Work to be completed →
Look below. Copy each line that has "button" in it.
[Entries start]
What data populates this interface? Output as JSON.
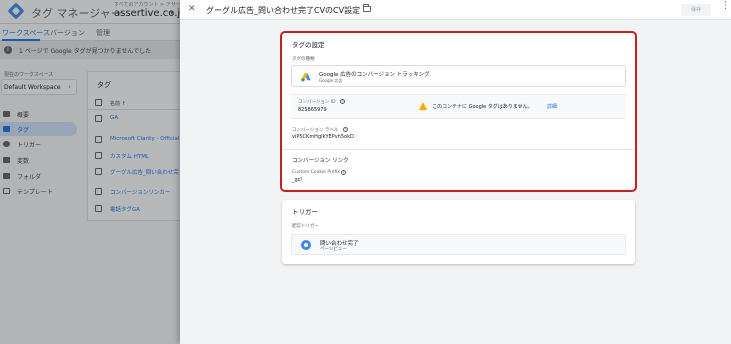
{
  "app": {
    "title": "タグ マネージャー",
    "account_breadcrumb": "すべてのアカウント > アサーティ",
    "container_name": "assertive.co.jp"
  },
  "tabs": [
    {
      "label": "ワークスペース",
      "active": true
    },
    {
      "label": "バージョン",
      "active": false
    },
    {
      "label": "管理",
      "active": false
    }
  ],
  "banner": {
    "text": "1 ページで Google タグが見つかりませんでした"
  },
  "workspace": {
    "label": "現在のワークスペース",
    "name": "Default Workspace"
  },
  "nav": [
    {
      "label": "概要",
      "icon": "overview-icon",
      "active": false
    },
    {
      "label": "タグ",
      "icon": "tag-icon",
      "active": true
    },
    {
      "label": "トリガー",
      "icon": "trigger-icon",
      "active": false
    },
    {
      "label": "変数",
      "icon": "variable-icon",
      "active": false
    },
    {
      "label": "フォルダ",
      "icon": "folder-icon",
      "active": false
    },
    {
      "label": "テンプレート",
      "icon": "template-icon",
      "active": false
    }
  ],
  "tag_list": {
    "title": "タグ",
    "column_name": "名前 ↑",
    "rows": [
      "GA",
      "Microsoft Clarity - Official",
      "カスタム HTML",
      "グーグル広告_問い合わせ完",
      "コンバージョンリンカー",
      "電話タグGA"
    ]
  },
  "panel": {
    "title": "グーグル広告_問い合わせ完了CVのCV設定",
    "save_label": "保存"
  },
  "tag_config": {
    "title": "タグの設定",
    "type_label": "タグの種類",
    "type_name": "Google 広告のコンバージョン トラッキング",
    "type_sub": "Google 広告",
    "conversion_id_label": "コンバージョン ID",
    "conversion_id_value": "825865979",
    "warning_text": "このコンテナに Google タグはありません。",
    "warning_link": "詳細",
    "conversion_label_label": "コンバージョン ラベル",
    "conversion_label_value": "viP5CKmHgIkYEPvh5okD",
    "linker_title": "コンバージョン リンク",
    "cookie_prefix_label": "Custom Cookie Prefix",
    "cookie_prefix_value": "_gcl"
  },
  "triggering": {
    "title": "トリガー",
    "firing_label": "配信トリガー",
    "trigger_name": "問い合わせ完了",
    "trigger_type": "ページビュー"
  },
  "colors": {
    "accent": "#1a73e8",
    "highlight_border": "#c5221f",
    "warning": "#f9ab00"
  }
}
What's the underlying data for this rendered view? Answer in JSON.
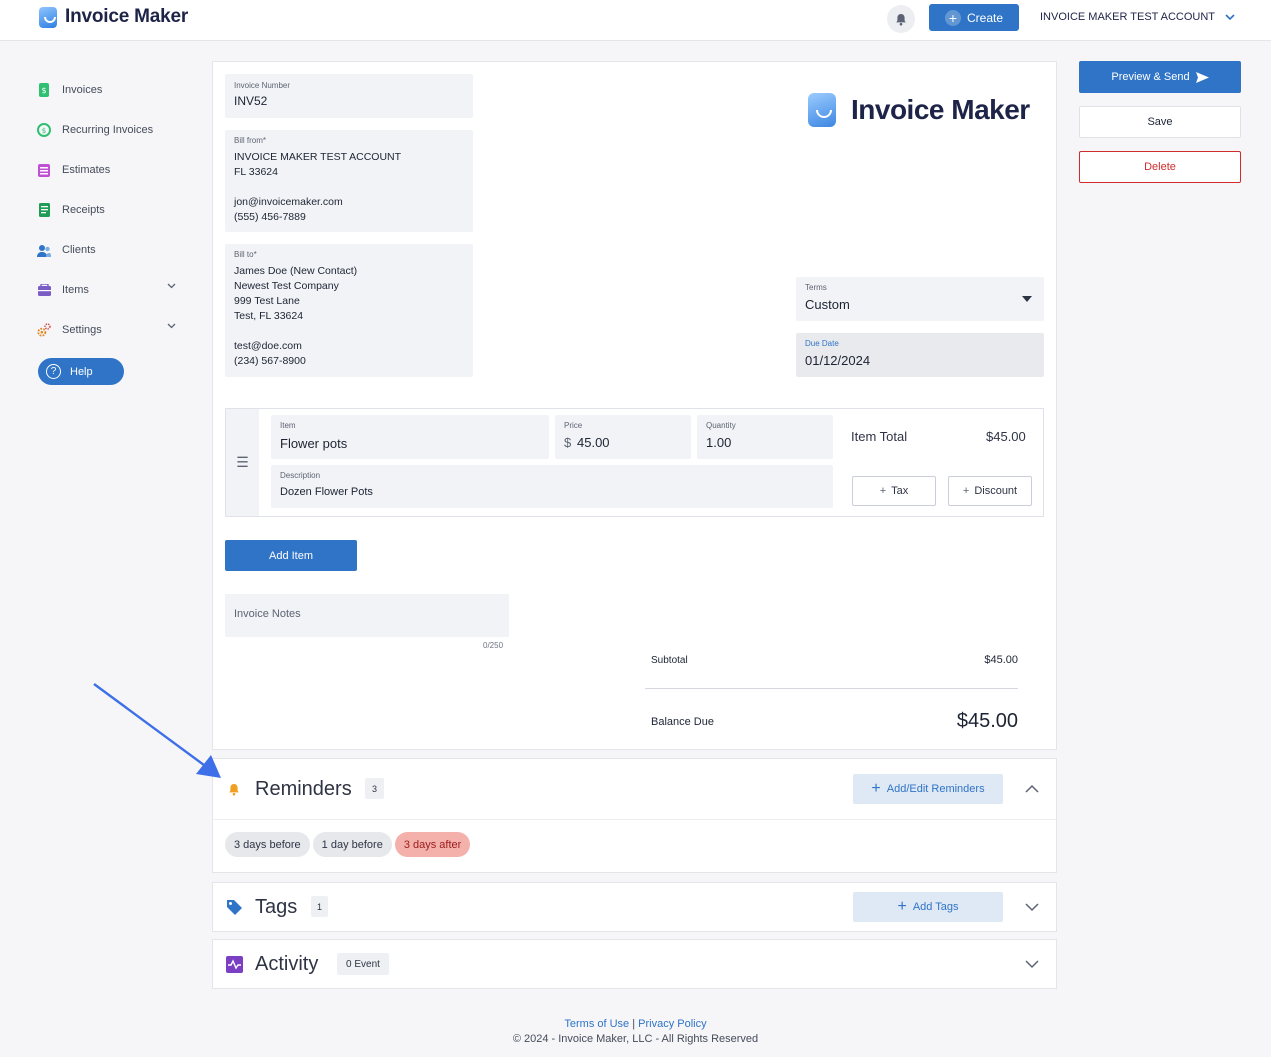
{
  "app": {
    "brand": "Invoice Maker",
    "create_label": "Create",
    "account_name": "INVOICE MAKER TEST ACCOUNT"
  },
  "sidebar": {
    "items": [
      {
        "label": "Invoices",
        "icon": "invoice-icon",
        "color": "#2fbf71"
      },
      {
        "label": "Recurring Invoices",
        "icon": "recurring-icon",
        "color": "#2fbf71"
      },
      {
        "label": "Estimates",
        "icon": "estimates-icon",
        "color": "#c14fd6"
      },
      {
        "label": "Receipts",
        "icon": "receipts-icon",
        "color": "#1f9d55"
      },
      {
        "label": "Clients",
        "icon": "clients-icon",
        "color": "#2f74c6"
      },
      {
        "label": "Items",
        "icon": "items-icon",
        "color": "#7b5cc7"
      },
      {
        "label": "Settings",
        "icon": "settings-icon",
        "color": "#e08b2a"
      }
    ],
    "help_label": "Help"
  },
  "invoice": {
    "number_label": "Invoice Number",
    "number": "INV52",
    "bill_from_label": "Bill from*",
    "bill_from": [
      "INVOICE MAKER TEST ACCOUNT",
      "FL 33624",
      "",
      "jon@invoicemaker.com",
      "(555) 456-7889"
    ],
    "bill_to_label": "Bill to*",
    "bill_to": [
      "James Doe (New Contact)",
      "Newest Test Company",
      "999 Test Lane",
      "Test, FL 33624",
      "",
      "test@doe.com",
      "(234) 567-8900"
    ],
    "logo_text": "Invoice Maker",
    "terms_label": "Terms",
    "terms": "Custom",
    "due_date_label": "Due Date",
    "due_date": "01/12/2024"
  },
  "line_item": {
    "item_label": "Item",
    "item": "Flower pots",
    "price_label": "Price",
    "currency": "$",
    "price": "45.00",
    "quantity_label": "Quantity",
    "quantity": "1.00",
    "description_label": "Description",
    "description": "Dozen Flower Pots",
    "total_label": "Item Total",
    "total": "$45.00",
    "tax_label": "Tax",
    "discount_label": "Discount"
  },
  "add_item_label": "Add Item",
  "notes": {
    "placeholder": "Invoice Notes",
    "count": "0/250"
  },
  "summary": {
    "subtotal_label": "Subtotal",
    "subtotal": "$45.00",
    "balance_label": "Balance Due",
    "balance": "$45.00"
  },
  "actions": {
    "preview_send": "Preview & Send",
    "save": "Save",
    "delete": "Delete"
  },
  "reminders": {
    "title": "Reminders",
    "count": "3",
    "button": "Add/Edit Reminders",
    "pills": [
      {
        "label": "3 days before",
        "bg": "#e6e8ec",
        "color": "#2e3444"
      },
      {
        "label": "1 day before",
        "bg": "#e6e8ec",
        "color": "#2e3444"
      },
      {
        "label": "3 days after",
        "bg": "#f4b0ab",
        "color": "#9b1c1c"
      }
    ]
  },
  "tags": {
    "title": "Tags",
    "count": "1",
    "button": "Add Tags"
  },
  "activity": {
    "title": "Activity",
    "count": "0 Event"
  },
  "footer": {
    "terms": "Terms of Use",
    "separator": "|",
    "privacy": "Privacy Policy",
    "copyright": "© 2024 - Invoice Maker, LLC - All Rights Reserved"
  }
}
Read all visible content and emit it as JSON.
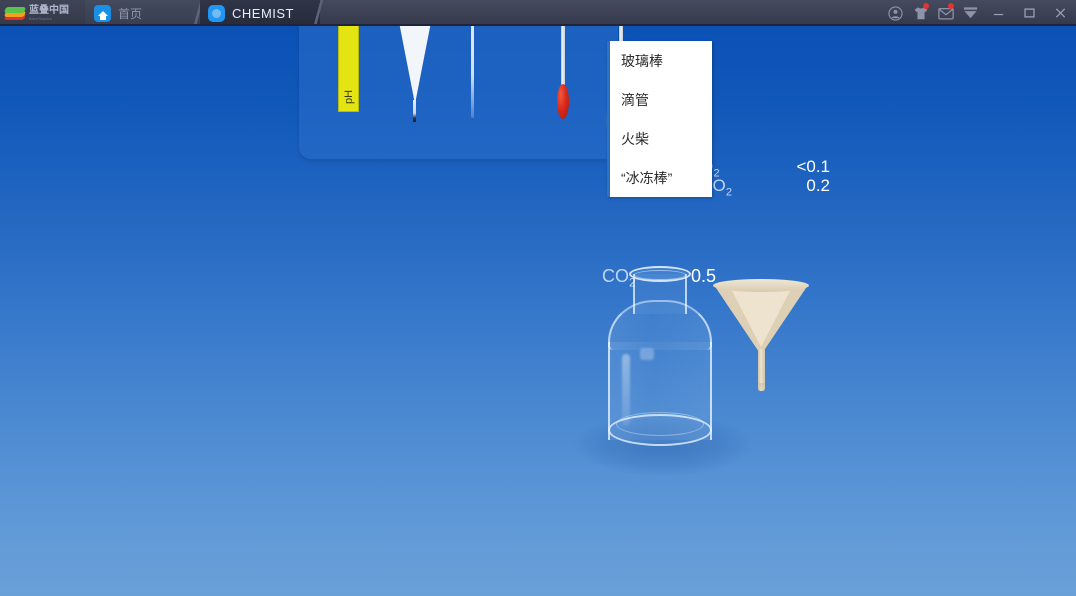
{
  "window": {
    "logo": {
      "cn": "蓝叠中国",
      "en": "BlueStacks"
    },
    "tabs": [
      {
        "label": "首页",
        "icon": "home-icon",
        "active": false
      },
      {
        "label": "CHEMIST",
        "icon": "chemist-app-icon",
        "active": true
      }
    ],
    "tray_icons": [
      {
        "name": "account-icon",
        "badge": false
      },
      {
        "name": "tshirt-icon",
        "badge": true
      },
      {
        "name": "mail-icon",
        "badge": true
      },
      {
        "name": "chevron-down-icon",
        "badge": false
      }
    ],
    "controls": [
      {
        "name": "minimize-button",
        "glyph": "—"
      },
      {
        "name": "maximize-button",
        "glyph": "▢"
      },
      {
        "name": "close-button",
        "glyph": "✕"
      }
    ]
  },
  "shelf": {
    "tools": [
      {
        "name": "ph-paper-strip",
        "label": "pH",
        "color": "#e4e413"
      },
      {
        "name": "dropper-pipette",
        "label": ""
      },
      {
        "name": "glass-stirring-rod",
        "label": ""
      },
      {
        "name": "match-stick",
        "label": ""
      },
      {
        "name": "match-stick-selected",
        "label": ""
      }
    ]
  },
  "dropdown": {
    "items": [
      {
        "label": "玻璃棒"
      },
      {
        "label": "滴管"
      },
      {
        "label": "火柴"
      },
      {
        "label": "“冰冻棒”"
      }
    ]
  },
  "readout": {
    "rows": [
      {
        "label": "O",
        "sub": "2",
        "value": "<0.1"
      },
      {
        "label": "CO",
        "sub": "2",
        "value": "0.2"
      }
    ]
  },
  "bench": {
    "bottle": {
      "name": "reagent-bottle",
      "gas_label": "CO",
      "gas_sub": "2",
      "gas_value": "0.5"
    },
    "funnel": {
      "name": "filter-funnel",
      "color": "#ded0b4"
    }
  },
  "colors": {
    "stage_top": "#0c51b6",
    "stage_bottom": "#6aa0d8",
    "titlebar": "#3a3f52",
    "accent": "#2f6fc4",
    "badge": "#e0342c"
  }
}
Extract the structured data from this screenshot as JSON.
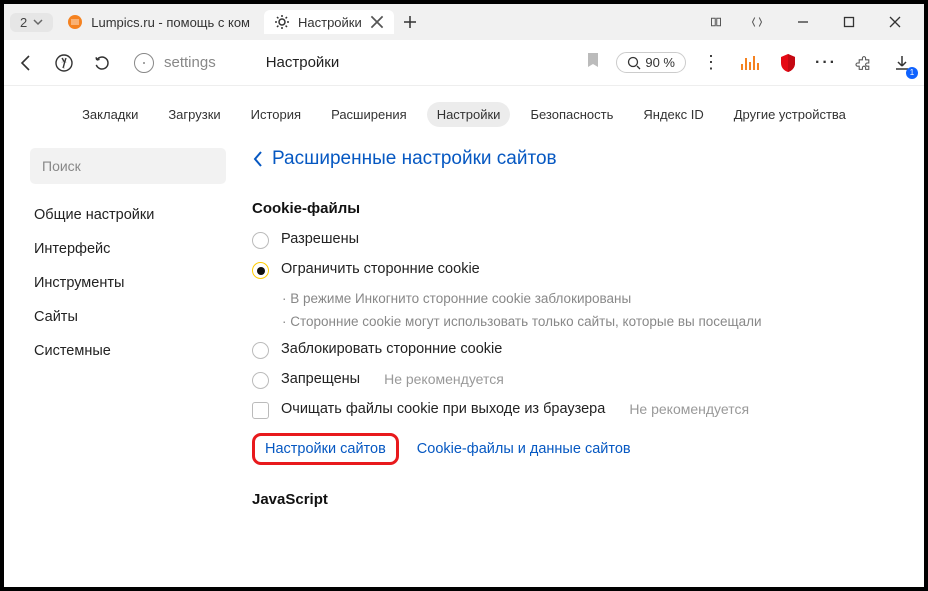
[Entries end]
Finished answer →
    "button": "Add/Edit Reminders",
    "button": "Add Tags"
        "name": "minimize-button",
        "name": "maximize-button",
        "name": "close-button",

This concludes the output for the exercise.